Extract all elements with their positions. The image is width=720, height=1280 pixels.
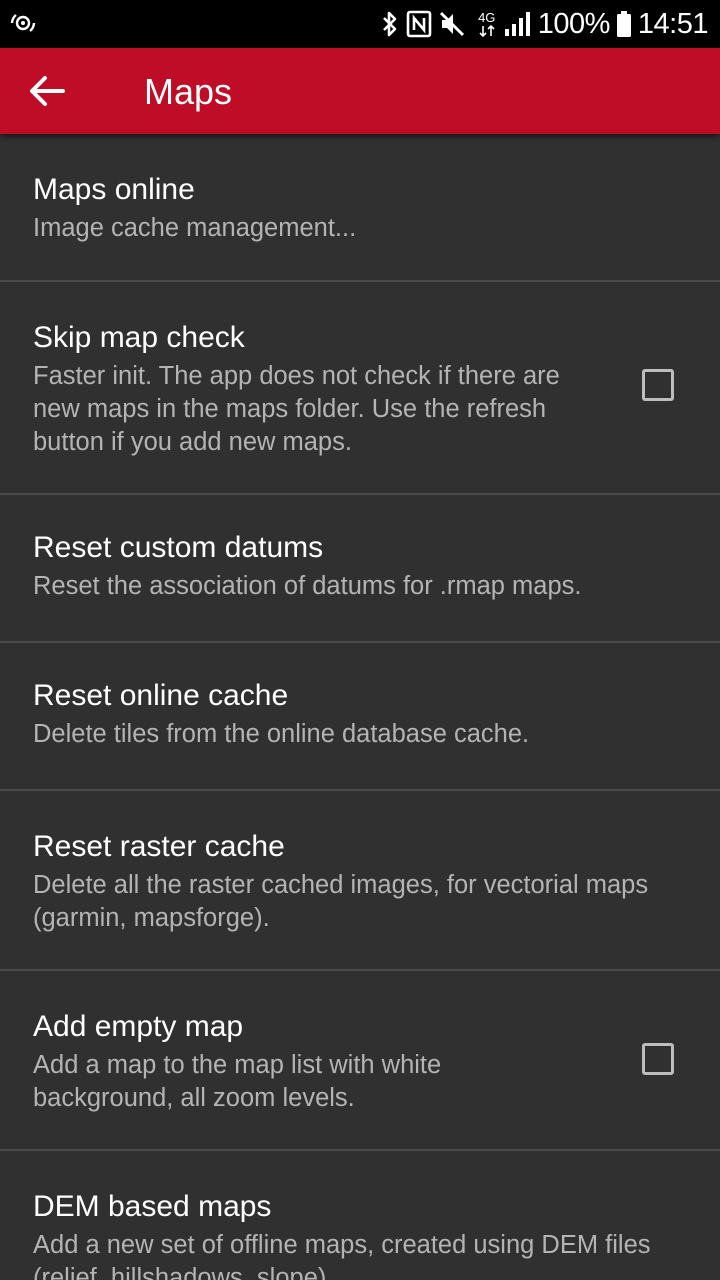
pref-summary: Add a map to the map list with white bac… <box>33 1051 442 1112</box>
pref-text: DEM based maps Add a new set of offline … <box>33 1187 673 1280</box>
skip-map-check-checkbox[interactable] <box>642 369 674 401</box>
4g-data-icon: 4G <box>476 8 498 40</box>
pref-title: Reset raster cache <box>33 830 285 863</box>
pref-text: Reset raster cache Delete all the raster… <box>33 827 653 935</box>
mute-icon <box>438 10 466 38</box>
network-type-label: 4G <box>478 10 496 25</box>
pref-add-empty-map[interactable]: Add empty map Add a map to the map list … <box>0 971 720 1149</box>
pref-maps-online[interactable]: Maps online Image cache management... <box>0 134 720 280</box>
pref-skip-map-check[interactable]: Skip map check Faster init. The app does… <box>0 282 720 493</box>
settings-list: Maps online Image cache management... Sk… <box>0 134 720 1280</box>
pref-summary: Reset the association of datums for .rma… <box>33 572 582 600</box>
pref-title: DEM based maps <box>33 1190 272 1223</box>
pref-summary: Delete all the raster cached images, for… <box>33 871 649 932</box>
signal-icon <box>504 11 532 37</box>
cast-icon <box>8 10 38 38</box>
back-button[interactable] <box>18 62 76 120</box>
pref-reset-online-cache[interactable]: Reset online cache Delete tiles from the… <box>0 643 720 789</box>
pref-title: Reset online cache <box>33 679 289 712</box>
pref-summary: Image cache management... <box>33 214 357 242</box>
pref-title: Skip map check <box>33 321 245 354</box>
pref-summary: Add a new set of offline maps, created u… <box>33 1231 651 1280</box>
pref-title: Maps online <box>33 173 195 206</box>
pref-text: Skip map check Faster init. The app does… <box>33 318 573 459</box>
pref-text: Reset custom datums Reset the associatio… <box>33 528 687 603</box>
app-bar: Maps <box>0 48 720 134</box>
clock: 14:51 <box>637 7 709 40</box>
pref-text: Add empty map Add a map to the map list … <box>33 1007 533 1115</box>
battery-percent: 100% <box>537 7 611 40</box>
pref-title: Reset custom datums <box>33 531 324 564</box>
add-empty-map-checkbox[interactable] <box>642 1043 674 1075</box>
pref-reset-custom-datums[interactable]: Reset custom datums Reset the associatio… <box>0 495 720 641</box>
bluetooth-icon <box>380 10 400 38</box>
pref-dem-based-maps[interactable]: DEM based maps Add a new set of offline … <box>0 1151 720 1280</box>
pref-title: Add empty map <box>33 1010 244 1043</box>
page-title: Maps <box>144 71 233 112</box>
pref-text: Reset online cache Delete tiles from the… <box>33 676 633 751</box>
arrow-left-icon <box>29 75 65 107</box>
status-bar: 4G 100% 14:51 <box>0 0 720 48</box>
nfc-icon <box>406 10 432 38</box>
pref-summary: Faster init. The app does not check if t… <box>33 362 560 456</box>
pref-reset-raster-cache[interactable]: Reset raster cache Delete all the raster… <box>0 791 720 969</box>
status-icons: 4G 100% 14:51 <box>380 0 709 48</box>
pref-summary: Delete tiles from the online database ca… <box>33 720 530 748</box>
battery-icon <box>616 10 632 38</box>
pref-text: Maps online Image cache management... <box>33 170 633 245</box>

**Directive**
Can you give the part of the data that opens with the line containing "pref-summary: Add a map" and closes with the line containing "mute-icon <box>438 10 466 38</box>", both ends included, as a numbered list with any blank lines left out?

**Task output**
1. pref-summary: Add a map to the map list with white bac… <box>33 1051 442 1112</box>
2. pref-text: DEM based maps Add a new set of offline … <box>33 1187 673 1280</box>
3. skip-map-check-checkbox[interactable] <box>642 369 674 401</box>
4. 4g-data-icon: 4G <box>476 8 498 40</box>
5. pref-title: Reset raster cache <box>33 830 285 863</box>
6. pref-text: Reset raster cache Delete all the raster… <box>33 827 653 935</box>
7. mute-icon <box>438 10 466 38</box>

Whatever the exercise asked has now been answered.